_WRITTEN REQUEST_.
Below are some records. Copy every line in them that holds "this".

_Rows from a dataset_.
┌────────
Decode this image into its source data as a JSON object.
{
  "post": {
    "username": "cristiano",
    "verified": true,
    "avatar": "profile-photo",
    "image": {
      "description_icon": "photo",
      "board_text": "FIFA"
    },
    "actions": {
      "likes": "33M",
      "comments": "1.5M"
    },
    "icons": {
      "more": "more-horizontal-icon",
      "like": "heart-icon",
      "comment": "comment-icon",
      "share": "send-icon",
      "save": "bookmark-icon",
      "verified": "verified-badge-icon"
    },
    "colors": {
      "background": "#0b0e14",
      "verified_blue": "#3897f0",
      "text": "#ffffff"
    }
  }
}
└────────
┌────────
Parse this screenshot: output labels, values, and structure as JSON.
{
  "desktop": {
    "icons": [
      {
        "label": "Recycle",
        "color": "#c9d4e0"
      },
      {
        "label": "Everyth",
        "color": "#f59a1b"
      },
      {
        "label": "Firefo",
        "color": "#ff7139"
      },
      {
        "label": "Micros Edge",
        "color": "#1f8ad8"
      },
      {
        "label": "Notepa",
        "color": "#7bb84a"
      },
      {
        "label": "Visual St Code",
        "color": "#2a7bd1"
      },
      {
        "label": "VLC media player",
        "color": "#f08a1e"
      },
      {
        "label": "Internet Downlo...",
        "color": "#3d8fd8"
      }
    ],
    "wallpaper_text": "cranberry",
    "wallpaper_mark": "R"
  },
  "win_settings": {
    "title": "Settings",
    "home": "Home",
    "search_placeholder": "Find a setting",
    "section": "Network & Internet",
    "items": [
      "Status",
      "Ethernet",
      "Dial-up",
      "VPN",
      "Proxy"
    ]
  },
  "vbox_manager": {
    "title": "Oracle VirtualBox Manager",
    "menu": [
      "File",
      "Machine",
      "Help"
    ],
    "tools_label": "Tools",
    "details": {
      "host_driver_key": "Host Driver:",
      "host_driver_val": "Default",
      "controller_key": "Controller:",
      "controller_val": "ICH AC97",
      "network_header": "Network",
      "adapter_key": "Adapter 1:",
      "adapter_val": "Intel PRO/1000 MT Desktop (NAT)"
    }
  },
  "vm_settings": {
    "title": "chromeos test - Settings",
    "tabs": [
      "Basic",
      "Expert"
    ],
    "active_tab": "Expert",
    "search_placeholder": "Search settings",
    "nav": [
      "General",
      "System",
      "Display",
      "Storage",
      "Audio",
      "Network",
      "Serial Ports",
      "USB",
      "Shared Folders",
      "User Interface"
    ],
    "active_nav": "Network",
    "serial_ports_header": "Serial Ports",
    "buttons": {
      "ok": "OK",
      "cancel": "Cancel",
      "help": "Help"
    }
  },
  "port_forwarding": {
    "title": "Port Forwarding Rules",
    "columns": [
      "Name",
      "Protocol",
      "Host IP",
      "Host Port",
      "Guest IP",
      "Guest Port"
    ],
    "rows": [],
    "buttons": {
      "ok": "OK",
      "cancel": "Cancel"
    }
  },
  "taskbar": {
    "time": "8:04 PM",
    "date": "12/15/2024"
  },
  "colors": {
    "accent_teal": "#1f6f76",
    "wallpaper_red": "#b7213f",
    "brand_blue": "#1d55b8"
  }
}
└────────
_FULL OUTPUT_.
Decode this image into its source data as a JSON object.
Parse this screenshot: output labels, values, and structure as JSON.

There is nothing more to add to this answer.